• **What is needed**:
Read through the lines below for the string "activity" and copy each one that has it.

• **Supplied material**:
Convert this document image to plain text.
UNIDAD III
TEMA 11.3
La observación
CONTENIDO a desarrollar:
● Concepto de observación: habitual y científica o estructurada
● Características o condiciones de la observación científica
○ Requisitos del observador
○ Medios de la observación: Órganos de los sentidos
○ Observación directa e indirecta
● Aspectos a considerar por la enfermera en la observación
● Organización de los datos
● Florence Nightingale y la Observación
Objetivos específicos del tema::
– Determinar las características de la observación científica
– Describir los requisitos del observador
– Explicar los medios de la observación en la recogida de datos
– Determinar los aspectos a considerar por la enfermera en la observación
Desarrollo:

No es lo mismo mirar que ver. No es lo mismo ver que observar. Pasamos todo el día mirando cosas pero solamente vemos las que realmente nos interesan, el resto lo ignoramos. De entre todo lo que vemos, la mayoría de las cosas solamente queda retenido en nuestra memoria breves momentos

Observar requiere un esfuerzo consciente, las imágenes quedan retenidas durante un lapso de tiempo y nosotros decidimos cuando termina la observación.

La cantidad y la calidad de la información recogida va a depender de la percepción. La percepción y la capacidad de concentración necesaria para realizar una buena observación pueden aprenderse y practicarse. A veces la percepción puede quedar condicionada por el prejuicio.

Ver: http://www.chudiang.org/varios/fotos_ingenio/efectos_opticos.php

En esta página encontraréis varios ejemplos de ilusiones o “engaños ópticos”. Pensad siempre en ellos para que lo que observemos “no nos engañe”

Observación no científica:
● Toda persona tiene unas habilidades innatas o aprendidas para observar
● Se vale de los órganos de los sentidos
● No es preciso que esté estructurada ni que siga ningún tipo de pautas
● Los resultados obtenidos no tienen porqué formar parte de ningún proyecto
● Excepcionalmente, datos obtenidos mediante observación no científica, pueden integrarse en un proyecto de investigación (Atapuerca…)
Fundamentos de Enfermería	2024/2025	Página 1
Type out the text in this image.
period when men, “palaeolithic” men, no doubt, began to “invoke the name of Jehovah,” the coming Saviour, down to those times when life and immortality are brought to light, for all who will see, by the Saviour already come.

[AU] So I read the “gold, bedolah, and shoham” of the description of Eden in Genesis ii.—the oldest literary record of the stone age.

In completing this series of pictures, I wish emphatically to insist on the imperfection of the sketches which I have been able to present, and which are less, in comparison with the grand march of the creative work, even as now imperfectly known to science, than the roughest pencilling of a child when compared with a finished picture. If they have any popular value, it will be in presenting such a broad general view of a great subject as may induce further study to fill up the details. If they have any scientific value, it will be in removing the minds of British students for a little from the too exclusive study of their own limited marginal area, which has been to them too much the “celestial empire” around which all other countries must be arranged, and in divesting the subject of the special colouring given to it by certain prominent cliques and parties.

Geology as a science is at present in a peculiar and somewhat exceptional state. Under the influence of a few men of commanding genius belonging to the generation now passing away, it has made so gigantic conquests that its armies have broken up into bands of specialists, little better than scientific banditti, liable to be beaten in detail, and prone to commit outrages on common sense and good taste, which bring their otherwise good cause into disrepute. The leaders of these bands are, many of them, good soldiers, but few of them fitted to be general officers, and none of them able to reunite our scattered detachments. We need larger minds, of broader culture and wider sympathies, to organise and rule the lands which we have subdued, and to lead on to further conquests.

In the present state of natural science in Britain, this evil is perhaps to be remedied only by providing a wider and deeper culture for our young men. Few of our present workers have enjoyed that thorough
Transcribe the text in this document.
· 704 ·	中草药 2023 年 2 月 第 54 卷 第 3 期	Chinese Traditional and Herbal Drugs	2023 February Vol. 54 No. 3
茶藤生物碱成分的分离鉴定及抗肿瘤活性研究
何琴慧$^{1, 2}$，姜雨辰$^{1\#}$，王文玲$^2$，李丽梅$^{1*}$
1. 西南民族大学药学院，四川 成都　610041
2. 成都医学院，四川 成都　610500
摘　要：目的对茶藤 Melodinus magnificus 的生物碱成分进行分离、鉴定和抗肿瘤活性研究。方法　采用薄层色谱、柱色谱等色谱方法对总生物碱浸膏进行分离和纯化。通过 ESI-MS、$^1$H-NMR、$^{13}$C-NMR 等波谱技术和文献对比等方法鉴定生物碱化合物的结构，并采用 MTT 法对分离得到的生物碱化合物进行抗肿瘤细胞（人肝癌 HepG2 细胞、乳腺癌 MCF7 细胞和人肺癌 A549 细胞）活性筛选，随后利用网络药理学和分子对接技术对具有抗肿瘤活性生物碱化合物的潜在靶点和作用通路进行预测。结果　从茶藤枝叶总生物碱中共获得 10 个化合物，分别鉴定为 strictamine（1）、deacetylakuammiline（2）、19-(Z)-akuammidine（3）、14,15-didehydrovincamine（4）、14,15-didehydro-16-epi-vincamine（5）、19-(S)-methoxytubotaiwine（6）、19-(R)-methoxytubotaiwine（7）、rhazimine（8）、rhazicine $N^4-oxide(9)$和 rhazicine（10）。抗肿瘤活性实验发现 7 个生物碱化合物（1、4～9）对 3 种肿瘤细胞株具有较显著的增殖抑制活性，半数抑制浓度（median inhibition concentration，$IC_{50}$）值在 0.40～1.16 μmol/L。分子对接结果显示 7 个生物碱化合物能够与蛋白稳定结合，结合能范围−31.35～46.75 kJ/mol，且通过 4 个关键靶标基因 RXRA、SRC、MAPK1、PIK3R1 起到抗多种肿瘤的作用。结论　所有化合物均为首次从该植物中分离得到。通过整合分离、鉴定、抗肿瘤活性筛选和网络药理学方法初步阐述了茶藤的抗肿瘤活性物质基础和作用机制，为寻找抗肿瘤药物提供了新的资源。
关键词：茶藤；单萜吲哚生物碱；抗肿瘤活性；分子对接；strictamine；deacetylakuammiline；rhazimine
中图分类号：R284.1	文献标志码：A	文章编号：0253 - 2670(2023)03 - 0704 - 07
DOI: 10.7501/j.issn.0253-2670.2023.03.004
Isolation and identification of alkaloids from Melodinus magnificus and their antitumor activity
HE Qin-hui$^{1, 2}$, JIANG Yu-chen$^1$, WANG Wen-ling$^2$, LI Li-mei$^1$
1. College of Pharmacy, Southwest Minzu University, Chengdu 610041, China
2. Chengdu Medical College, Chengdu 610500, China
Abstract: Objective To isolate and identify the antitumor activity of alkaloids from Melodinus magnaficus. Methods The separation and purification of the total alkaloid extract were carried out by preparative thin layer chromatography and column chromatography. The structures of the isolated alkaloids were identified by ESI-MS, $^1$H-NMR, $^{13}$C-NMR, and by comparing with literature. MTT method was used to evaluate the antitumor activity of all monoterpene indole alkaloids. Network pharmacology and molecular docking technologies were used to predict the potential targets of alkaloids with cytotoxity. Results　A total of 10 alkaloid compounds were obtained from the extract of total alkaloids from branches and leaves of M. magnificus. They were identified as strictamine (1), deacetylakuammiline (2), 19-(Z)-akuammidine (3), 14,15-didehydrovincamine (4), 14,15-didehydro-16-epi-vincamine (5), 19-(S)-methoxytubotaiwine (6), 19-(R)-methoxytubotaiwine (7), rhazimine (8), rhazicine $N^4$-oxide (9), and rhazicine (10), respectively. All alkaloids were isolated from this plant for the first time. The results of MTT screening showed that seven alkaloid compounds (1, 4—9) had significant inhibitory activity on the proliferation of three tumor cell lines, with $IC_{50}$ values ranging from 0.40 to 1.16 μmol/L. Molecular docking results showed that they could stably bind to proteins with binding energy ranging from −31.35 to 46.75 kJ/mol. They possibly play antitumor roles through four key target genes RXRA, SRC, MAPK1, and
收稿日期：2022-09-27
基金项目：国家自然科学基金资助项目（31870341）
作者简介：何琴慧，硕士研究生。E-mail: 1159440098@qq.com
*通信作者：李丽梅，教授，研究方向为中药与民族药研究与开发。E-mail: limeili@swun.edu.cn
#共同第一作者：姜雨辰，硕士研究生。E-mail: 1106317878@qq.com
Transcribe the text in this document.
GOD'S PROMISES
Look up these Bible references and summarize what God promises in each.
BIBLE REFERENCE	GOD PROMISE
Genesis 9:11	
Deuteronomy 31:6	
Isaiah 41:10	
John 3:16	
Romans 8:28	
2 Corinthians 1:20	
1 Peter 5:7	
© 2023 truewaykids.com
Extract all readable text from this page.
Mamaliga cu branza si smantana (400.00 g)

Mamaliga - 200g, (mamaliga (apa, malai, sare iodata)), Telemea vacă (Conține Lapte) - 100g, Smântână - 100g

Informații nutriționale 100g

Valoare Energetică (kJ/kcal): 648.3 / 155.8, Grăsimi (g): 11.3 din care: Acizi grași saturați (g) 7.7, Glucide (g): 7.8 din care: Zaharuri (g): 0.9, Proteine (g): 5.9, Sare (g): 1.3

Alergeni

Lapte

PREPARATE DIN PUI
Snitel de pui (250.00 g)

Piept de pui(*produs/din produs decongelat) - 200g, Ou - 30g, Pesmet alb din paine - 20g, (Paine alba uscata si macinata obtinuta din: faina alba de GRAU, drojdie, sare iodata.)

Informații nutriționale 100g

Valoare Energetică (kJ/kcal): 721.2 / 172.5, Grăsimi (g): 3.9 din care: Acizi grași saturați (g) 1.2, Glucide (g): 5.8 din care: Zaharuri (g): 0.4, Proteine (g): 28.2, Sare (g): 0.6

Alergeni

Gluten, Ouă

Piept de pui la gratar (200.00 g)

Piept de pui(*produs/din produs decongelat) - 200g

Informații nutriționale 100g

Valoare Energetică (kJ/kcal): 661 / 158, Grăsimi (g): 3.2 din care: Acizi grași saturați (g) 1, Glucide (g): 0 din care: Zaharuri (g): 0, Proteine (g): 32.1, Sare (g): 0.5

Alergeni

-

• **Written response**:
Isolation and identification of alkaloids from Melodinus magnificus and their antitumor activity
Abstract: Objective To isolate and identify the antitumor activity of alkaloids from Melodinus magnaficus. Methods The separation and purification of the total alkaloid extract were carried out by preparative thin layer chromatography and column chromatography. The structures of the isolated alkaloids were identified by ESI-MS, $^1$H-NMR, $^{13}$C-NMR, and by comparing with literature. MTT method was used to evaluate the antitumor activity of all monoterpene indole alkaloids. Network pharmacology and molecular docking technologies were used to predict the potential targets of alkaloids with cytotoxity. Results　A total of 10 alkaloid compounds were obtained from the extract of total alkaloids from branches and leaves of M. magnificus. They were identified as strictamine (1), deacetylakuammiline (2), 19-(Z)-akuammidine (3), 14,15-didehydrovincamine (4), 14,15-didehydro-16-epi-vincamine (5), 19-(S)-methoxytubotaiwine (6), 19-(R)-methoxytubotaiwine (7), rhazimine (8), rhazicine $N^4$-oxide (9), and rhazicine (10), respectively. All alkaloids were isolated from this plant for the first time. The results of MTT screening showed that seven alkaloid compounds (1, 4—9) had significant inhibitory activity on the proliferation of three tumor cell lines, with $IC_{50}$ values ranging from 0.40 to 1.16 μmol/L. Molecular docking results showed that they could stably bind to proteins with binding energy ranging from −31.35 to 46.75 kJ/mol. They possibly play antitumor roles through four key target genes RXRA, SRC, MAPK1, and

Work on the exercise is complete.